__Supplied material__.
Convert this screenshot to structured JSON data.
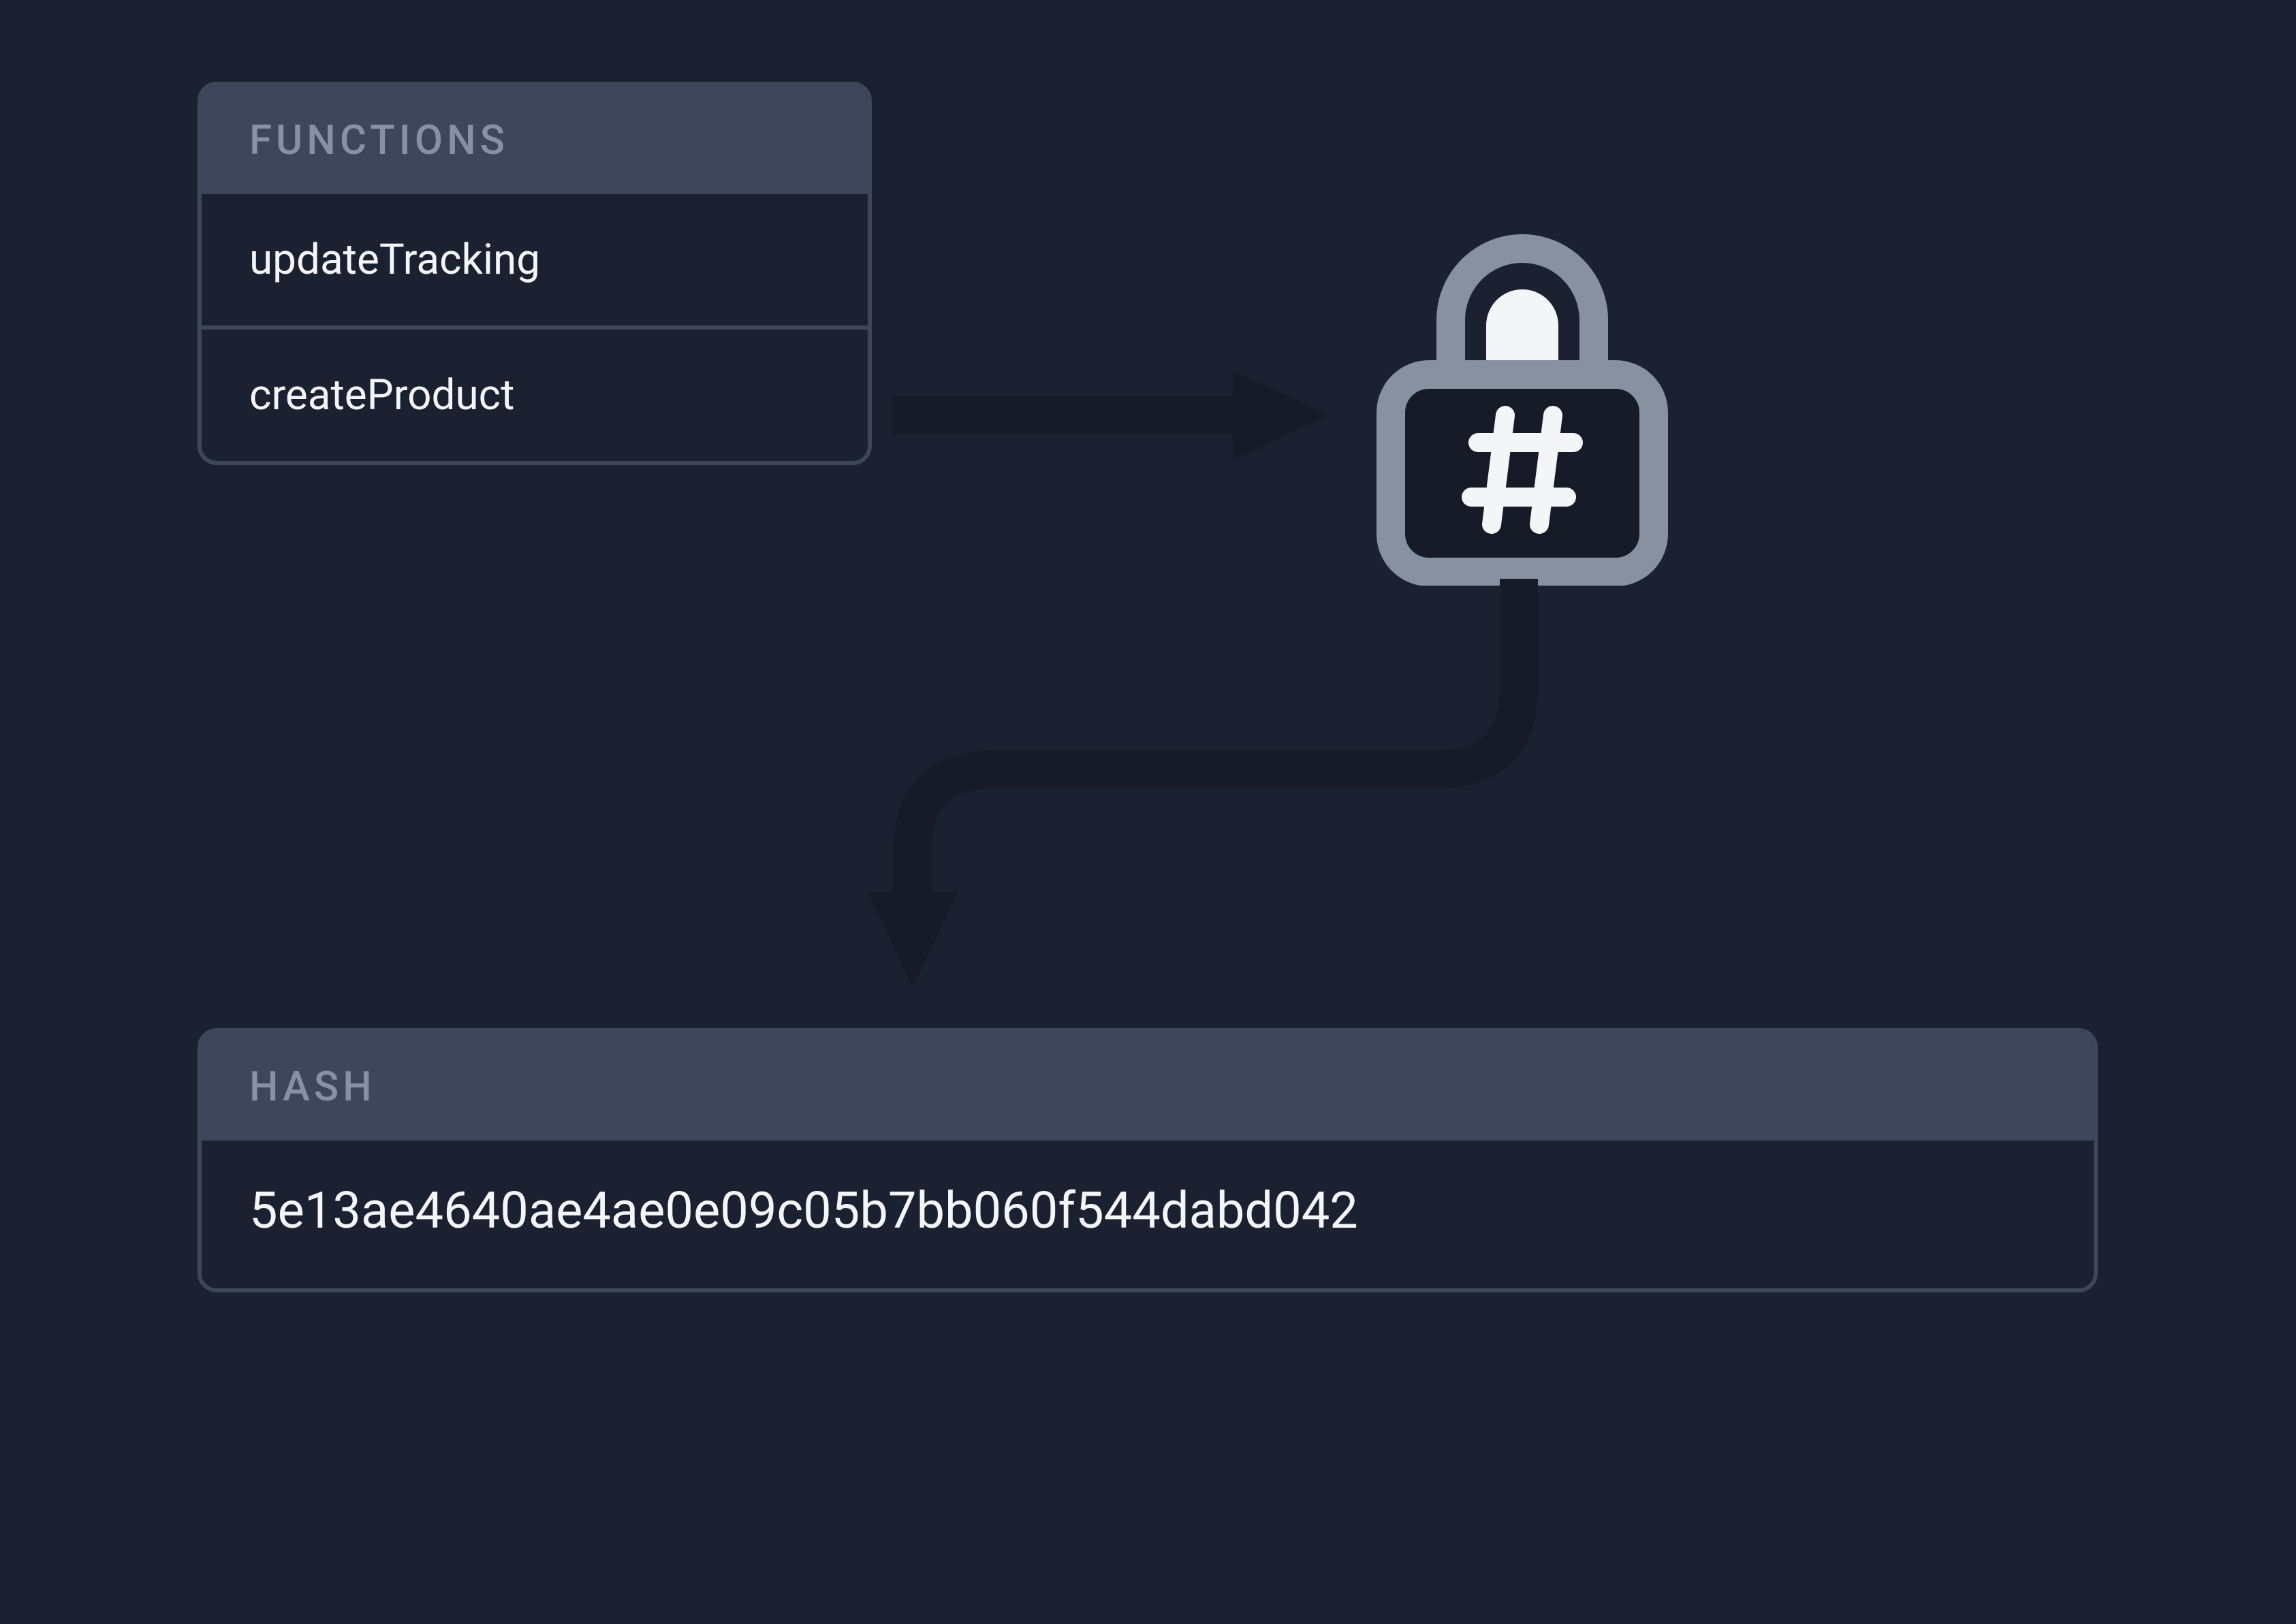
{
  "functions": {
    "title": "FUNCTIONS",
    "items": [
      "updateTracking",
      "createProduct"
    ]
  },
  "hash": {
    "title": "HASH",
    "value": "5e13ae4640ae4ae0e09c05b7bb060f544dabd042"
  },
  "icons": {
    "lock": "lock-hash-icon"
  },
  "colors": {
    "bg": "#1b2130",
    "panel": "#3e475a",
    "muted": "#8891a2",
    "text": "#f4f5f7",
    "dark": "#161b27"
  }
}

__Problem__. Would you mind returning each entry above word for word, skipping the images?

__Full answer__.
Convert this screenshot to structured JSON data.
{
  "functions": {
    "title": "FUNCTIONS",
    "items": [
      "updateTracking",
      "createProduct"
    ]
  },
  "hash": {
    "title": "HASH",
    "value": "5e13ae4640ae4ae0e09c05b7bb060f544dabd042"
  },
  "icons": {
    "lock": "lock-hash-icon"
  },
  "colors": {
    "bg": "#1b2130",
    "panel": "#3e475a",
    "muted": "#8891a2",
    "text": "#f4f5f7",
    "dark": "#161b27"
  }
}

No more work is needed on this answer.